■ **Exercise aim**
Only the number is wanted: count the lines that include the word "mortgage".

■ **Rows from a dataset**

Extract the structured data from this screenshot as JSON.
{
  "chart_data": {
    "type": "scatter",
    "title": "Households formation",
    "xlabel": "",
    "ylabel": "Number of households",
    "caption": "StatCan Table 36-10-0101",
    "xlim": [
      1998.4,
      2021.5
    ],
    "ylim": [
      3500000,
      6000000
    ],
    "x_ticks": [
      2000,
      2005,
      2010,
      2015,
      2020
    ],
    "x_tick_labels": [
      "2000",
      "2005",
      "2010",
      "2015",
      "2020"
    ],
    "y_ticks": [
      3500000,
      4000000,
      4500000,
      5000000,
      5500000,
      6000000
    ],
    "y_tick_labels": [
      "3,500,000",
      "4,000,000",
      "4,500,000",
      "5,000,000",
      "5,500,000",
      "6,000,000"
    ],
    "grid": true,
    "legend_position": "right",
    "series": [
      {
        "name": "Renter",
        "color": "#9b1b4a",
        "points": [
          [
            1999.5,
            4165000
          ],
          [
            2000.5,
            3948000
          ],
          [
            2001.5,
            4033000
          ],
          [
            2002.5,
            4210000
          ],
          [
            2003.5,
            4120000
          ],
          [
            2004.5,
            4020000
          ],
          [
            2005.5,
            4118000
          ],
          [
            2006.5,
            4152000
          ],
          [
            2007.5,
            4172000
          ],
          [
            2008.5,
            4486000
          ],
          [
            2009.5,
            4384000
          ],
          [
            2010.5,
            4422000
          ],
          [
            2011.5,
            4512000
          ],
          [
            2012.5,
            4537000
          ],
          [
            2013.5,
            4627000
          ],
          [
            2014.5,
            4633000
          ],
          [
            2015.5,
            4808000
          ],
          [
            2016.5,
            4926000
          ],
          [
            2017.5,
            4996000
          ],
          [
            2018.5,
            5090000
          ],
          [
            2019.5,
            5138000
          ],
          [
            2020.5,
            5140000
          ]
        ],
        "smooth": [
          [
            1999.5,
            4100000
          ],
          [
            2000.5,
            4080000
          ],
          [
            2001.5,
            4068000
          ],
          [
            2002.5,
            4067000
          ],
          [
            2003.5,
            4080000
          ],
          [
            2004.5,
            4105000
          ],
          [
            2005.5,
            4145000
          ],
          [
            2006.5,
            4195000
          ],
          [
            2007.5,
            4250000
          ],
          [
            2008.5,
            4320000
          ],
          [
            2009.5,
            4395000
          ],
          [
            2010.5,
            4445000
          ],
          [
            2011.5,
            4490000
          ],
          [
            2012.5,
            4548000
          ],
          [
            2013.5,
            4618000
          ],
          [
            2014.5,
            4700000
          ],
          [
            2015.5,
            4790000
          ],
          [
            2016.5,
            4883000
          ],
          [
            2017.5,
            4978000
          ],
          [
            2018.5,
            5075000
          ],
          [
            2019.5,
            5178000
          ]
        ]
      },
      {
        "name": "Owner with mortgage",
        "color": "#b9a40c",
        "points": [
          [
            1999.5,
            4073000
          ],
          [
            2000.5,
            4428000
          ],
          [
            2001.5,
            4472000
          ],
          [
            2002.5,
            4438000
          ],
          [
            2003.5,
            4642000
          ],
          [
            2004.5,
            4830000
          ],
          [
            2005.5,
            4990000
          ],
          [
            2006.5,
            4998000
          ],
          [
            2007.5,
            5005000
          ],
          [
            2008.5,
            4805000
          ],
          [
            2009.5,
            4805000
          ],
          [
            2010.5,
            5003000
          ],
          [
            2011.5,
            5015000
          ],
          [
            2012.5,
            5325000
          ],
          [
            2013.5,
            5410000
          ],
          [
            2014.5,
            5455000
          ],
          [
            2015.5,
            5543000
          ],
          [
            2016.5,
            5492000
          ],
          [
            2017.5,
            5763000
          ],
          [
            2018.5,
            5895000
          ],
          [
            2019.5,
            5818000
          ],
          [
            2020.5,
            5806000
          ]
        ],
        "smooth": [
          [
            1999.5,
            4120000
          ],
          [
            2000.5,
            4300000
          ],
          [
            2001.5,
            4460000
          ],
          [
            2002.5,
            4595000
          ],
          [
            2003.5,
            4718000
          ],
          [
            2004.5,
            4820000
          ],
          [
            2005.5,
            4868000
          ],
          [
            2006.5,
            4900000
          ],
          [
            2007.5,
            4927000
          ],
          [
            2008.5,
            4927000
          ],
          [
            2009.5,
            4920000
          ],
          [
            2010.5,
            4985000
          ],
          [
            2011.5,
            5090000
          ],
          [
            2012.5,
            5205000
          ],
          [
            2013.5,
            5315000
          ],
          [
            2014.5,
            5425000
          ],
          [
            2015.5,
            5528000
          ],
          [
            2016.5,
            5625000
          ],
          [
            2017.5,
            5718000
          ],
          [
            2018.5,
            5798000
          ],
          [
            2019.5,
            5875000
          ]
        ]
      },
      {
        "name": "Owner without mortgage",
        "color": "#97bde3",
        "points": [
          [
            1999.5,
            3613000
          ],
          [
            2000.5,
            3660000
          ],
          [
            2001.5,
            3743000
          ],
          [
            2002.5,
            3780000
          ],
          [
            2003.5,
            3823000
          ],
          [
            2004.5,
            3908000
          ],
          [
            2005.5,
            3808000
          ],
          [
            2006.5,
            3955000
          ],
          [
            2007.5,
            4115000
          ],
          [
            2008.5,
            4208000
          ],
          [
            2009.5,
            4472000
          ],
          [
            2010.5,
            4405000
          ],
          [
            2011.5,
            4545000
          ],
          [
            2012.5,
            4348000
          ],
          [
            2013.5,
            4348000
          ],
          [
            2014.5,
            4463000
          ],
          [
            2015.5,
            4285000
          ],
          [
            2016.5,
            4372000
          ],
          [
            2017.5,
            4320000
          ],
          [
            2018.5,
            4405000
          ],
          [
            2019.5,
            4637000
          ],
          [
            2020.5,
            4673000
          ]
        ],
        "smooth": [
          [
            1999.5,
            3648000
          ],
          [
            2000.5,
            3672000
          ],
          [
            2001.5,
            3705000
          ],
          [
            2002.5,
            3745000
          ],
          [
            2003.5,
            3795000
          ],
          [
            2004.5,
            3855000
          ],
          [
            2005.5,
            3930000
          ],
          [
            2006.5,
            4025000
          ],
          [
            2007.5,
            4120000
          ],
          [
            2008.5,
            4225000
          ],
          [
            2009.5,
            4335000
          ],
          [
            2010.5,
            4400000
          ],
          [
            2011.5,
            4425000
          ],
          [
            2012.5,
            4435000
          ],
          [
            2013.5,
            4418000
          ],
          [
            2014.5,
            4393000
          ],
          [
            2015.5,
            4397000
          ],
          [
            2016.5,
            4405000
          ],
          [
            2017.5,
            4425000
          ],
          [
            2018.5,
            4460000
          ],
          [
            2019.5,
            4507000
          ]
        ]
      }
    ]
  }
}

■ **Solution to this exercise**
2